__PROBLEM TO SOLVE__
Copy out all of the material, matching it word for word.

▼

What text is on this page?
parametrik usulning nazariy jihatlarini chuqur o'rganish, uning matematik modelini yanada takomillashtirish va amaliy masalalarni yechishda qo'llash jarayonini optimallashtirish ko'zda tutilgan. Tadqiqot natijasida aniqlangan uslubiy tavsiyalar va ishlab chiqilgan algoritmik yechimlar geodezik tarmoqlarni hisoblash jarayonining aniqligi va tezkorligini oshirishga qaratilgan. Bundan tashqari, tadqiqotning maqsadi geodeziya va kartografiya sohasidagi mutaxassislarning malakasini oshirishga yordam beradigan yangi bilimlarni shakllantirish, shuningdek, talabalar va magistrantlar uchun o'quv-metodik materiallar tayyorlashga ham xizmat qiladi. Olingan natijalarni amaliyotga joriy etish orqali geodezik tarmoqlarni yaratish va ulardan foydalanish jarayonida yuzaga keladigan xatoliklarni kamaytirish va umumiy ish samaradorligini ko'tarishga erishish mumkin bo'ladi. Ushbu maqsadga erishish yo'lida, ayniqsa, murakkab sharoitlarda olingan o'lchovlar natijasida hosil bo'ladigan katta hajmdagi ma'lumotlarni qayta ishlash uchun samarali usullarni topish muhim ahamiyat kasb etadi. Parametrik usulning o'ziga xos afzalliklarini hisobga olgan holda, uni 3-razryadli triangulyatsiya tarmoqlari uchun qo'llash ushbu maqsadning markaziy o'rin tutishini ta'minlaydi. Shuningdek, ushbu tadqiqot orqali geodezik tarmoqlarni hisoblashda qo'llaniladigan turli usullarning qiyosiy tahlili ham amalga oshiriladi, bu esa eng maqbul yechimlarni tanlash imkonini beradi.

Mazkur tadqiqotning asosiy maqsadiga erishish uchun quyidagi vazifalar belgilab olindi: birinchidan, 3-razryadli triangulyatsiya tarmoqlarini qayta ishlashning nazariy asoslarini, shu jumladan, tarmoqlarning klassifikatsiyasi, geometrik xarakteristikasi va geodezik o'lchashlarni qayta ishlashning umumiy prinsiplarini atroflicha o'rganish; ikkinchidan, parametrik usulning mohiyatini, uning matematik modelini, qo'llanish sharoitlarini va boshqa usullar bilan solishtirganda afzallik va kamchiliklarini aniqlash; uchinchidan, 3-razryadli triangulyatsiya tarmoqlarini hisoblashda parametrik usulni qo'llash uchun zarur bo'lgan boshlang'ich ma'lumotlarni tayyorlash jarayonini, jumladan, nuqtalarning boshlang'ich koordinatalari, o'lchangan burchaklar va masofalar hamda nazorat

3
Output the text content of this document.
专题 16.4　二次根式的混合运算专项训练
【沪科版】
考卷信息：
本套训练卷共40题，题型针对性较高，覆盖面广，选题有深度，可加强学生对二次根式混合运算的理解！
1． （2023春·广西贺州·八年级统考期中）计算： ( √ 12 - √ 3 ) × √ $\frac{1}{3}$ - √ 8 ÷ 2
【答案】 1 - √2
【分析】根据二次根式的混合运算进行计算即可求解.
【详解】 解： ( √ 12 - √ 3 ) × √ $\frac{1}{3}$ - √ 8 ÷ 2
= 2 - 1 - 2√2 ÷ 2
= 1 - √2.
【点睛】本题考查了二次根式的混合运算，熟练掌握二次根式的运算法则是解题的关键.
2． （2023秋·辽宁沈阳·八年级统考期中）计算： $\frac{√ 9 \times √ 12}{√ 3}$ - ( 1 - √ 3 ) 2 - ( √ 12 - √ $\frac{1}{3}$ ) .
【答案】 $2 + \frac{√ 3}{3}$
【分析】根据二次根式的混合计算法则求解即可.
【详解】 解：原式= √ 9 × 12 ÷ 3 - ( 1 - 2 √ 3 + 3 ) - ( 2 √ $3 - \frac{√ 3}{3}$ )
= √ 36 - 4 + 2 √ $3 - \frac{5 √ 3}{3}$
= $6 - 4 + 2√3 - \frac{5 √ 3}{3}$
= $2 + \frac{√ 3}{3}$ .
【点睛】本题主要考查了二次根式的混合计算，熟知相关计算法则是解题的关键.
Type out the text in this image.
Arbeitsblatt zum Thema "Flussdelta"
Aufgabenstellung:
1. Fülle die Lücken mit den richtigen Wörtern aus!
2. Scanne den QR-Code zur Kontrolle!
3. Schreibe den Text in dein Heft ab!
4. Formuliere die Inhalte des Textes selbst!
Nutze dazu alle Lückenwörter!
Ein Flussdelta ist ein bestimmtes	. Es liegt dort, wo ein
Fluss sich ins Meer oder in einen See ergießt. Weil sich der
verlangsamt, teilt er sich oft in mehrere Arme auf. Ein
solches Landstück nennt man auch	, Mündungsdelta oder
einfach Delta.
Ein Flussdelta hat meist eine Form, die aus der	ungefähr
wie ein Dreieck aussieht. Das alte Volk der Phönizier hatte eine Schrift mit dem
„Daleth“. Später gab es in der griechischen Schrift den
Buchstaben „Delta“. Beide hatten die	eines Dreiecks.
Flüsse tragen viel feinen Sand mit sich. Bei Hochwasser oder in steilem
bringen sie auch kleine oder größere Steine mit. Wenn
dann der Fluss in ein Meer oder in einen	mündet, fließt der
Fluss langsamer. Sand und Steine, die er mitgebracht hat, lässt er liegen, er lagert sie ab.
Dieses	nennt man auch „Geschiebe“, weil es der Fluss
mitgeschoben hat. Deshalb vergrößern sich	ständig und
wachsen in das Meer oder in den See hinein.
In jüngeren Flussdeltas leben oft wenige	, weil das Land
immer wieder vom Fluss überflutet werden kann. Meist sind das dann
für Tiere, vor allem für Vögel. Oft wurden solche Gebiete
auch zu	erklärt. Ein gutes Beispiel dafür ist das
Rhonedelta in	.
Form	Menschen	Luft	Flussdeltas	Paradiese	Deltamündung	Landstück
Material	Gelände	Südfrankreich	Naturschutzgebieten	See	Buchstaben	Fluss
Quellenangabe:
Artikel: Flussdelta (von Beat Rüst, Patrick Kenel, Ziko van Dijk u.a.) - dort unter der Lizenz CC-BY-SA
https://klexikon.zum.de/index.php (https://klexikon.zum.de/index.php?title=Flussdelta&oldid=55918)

▲

__SOLUTION__
What text is on this page?
parametrik usulning nazariy jihatlarini chuqur o'rganish, uning matematik modelini yanada takomillashtirish va amaliy masalalarni yechishda qo'llash jarayonini optimallashtirish ko'zda tutilgan. Tadqiqot natijasida aniqlangan uslubiy tavsiyalar va ishlab chiqilgan algoritmik yechimlar geodezik tarmoqlarni hisoblash jarayonining aniqligi va tezkorligini oshirishga qaratilgan. Bundan tashqari, tadqiqotning maqsadi geodeziya va kartografiya sohasidagi mutaxassislarning malakasini oshirishga yordam beradigan yangi bilimlarni shakllantirish, shuningdek, talabalar va magistrantlar uchun o'quv-metodik materiallar tayyorlashga ham xizmat qiladi. Olingan natijalarni amaliyotga joriy etish orqali geodezik tarmoqlarni yaratish va ulardan foydalanish jarayonida yuzaga keladigan xatoliklarni kamaytirish va umumiy ish samaradorligini ko'tarishga erishish mumkin bo'ladi. Ushbu maqsadga erishish yo'lida, ayniqsa, murakkab sharoitlarda olingan o'lchovlar natijasida hosil bo'ladigan katta hajmdagi ma'lumotlarni qayta ishlash uchun samarali usullarni topish muhim ahamiyat kasb etadi. Parametrik usulning o'ziga xos afzalliklarini hisobga olgan holda, uni 3-razryadli triangulyatsiya tarmoqlari uchun qo'llash ushbu maqsadning markaziy o'rin tutishini ta'minlaydi. Shuningdek, ushbu tadqiqot orqali geodezik tarmoqlarni hisoblashda qo'llaniladigan turli usullarning qiyosiy tahlili ham amalga oshiriladi, bu esa eng maqbul yechimlarni tanlash imkonini beradi.

Mazkur tadqiqotning asosiy maqsadiga erishish uchun quyidagi vazifalar belgilab olindi: birinchidan, 3-razryadli triangulyatsiya tarmoqlarini qayta ishlashning nazariy asoslarini, shu jumladan, tarmoqlarning klassifikatsiyasi, geometrik xarakteristikasi va geodezik o'lchashlarni qayta ishlashning umumiy prinsiplarini atroflicha o'rganish; ikkinchidan, parametrik usulning mohiyatini, uning matematik modelini, qo'llanish sharoitlarini va boshqa usullar bilan solishtirganda afzallik va kamchiliklarini aniqlash; uchinchidan, 3-razryadli triangulyatsiya tarmoqlarini hisoblashda parametrik usulni qo'llash uchun zarur bo'lgan boshlang'ich ma'lumotlarni tayyorlash jarayonini, jumladan, nuqtalarning boshlang'ich koordinatalari, o'lchangan burchaklar va masofalar hamda nazorat

3
Output the text content of this document.
专题 16.4　二次根式的混合运算专项训练
【沪科版】
考卷信息：
本套训练卷共40题，题型针对性较高，覆盖面广，选题有深度，可加强学生对二次根式混合运算的理解！
1． （2023春·广西贺州·八年级统考期中）计算： ( √ 12 - √ 3 ) × √ $\frac{1}{3}$ - √ 8 ÷ 2
【答案】 1 - √2
【分析】根据二次根式的混合运算进行计算即可求解.
【详解】 解： ( √ 12 - √ 3 ) × √ $\frac{1}{3}$ - √ 8 ÷ 2
= 2 - 1 - 2√2 ÷ 2
= 1 - √2.
【点睛】本题考查了二次根式的混合运算，熟练掌握二次根式的运算法则是解题的关键.
2． （2023秋·辽宁沈阳·八年级统考期中）计算： $\frac{√ 9 \times √ 12}{√ 3}$ - ( 1 - √ 3 ) 2 - ( √ 12 - √ $\frac{1}{3}$ ) .
【答案】 $2 + \frac{√ 3}{3}$
【分析】根据二次根式的混合计算法则求解即可.
【详解】 解：原式= √ 9 × 12 ÷ 3 - ( 1 - 2 √ 3 + 3 ) - ( 2 √ $3 - \frac{√ 3}{3}$ )
= √ 36 - 4 + 2 √ $3 - \frac{5 √ 3}{3}$
= $6 - 4 + 2√3 - \frac{5 √ 3}{3}$
= $2 + \frac{√ 3}{3}$ .
【点睛】本题主要考查了二次根式的混合计算，熟知相关计算法则是解题的关键.
Type out the text in this image.
Arbeitsblatt zum Thema "Flussdelta"
Aufgabenstellung:
1. Fülle die Lücken mit den richtigen Wörtern aus!
2. Scanne den QR-Code zur Kontrolle!
3. Schreibe den Text in dein Heft ab!
4. Formuliere die Inhalte des Textes selbst!
Nutze dazu alle Lückenwörter!
Ein Flussdelta ist ein bestimmtes	. Es liegt dort, wo ein
Fluss sich ins Meer oder in einen See ergießt. Weil sich der
verlangsamt, teilt er sich oft in mehrere Arme auf. Ein
solches Landstück nennt man auch	, Mündungsdelta oder
einfach Delta.
Ein Flussdelta hat meist eine Form, die aus der	ungefähr
wie ein Dreieck aussieht. Das alte Volk der Phönizier hatte eine Schrift mit dem
„Daleth“. Später gab es in der griechischen Schrift den
Buchstaben „Delta“. Beide hatten die	eines Dreiecks.
Flüsse tragen viel feinen Sand mit sich. Bei Hochwasser oder in steilem
bringen sie auch kleine oder größere Steine mit. Wenn
dann der Fluss in ein Meer oder in einen	mündet, fließt der
Fluss langsamer. Sand und Steine, die er mitgebracht hat, lässt er liegen, er lagert sie ab.
Dieses	nennt man auch „Geschiebe“, weil es der Fluss
mitgeschoben hat. Deshalb vergrößern sich	ständig und
wachsen in das Meer oder in den See hinein.
In jüngeren Flussdeltas leben oft wenige	, weil das Land
immer wieder vom Fluss überflutet werden kann. Meist sind das dann
für Tiere, vor allem für Vögel. Oft wurden solche Gebiete
auch zu	erklärt. Ein gutes Beispiel dafür ist das
Rhonedelta in	.
Form	Menschen	Luft	Flussdeltas	Paradiese	Deltamündung	Landstück
Material	Gelände	Südfrankreich	Naturschutzgebieten	See	Buchstaben	Fluss
Quellenangabe:
Artikel: Flussdelta (von Beat Rüst, Patrick Kenel, Ziko van Dijk u.a.) - dort unter der Lizenz CC-BY-SA
https://klexikon.zum.de/index.php (https://klexikon.zum.de/index.php?title=Flussdelta&oldid=55918)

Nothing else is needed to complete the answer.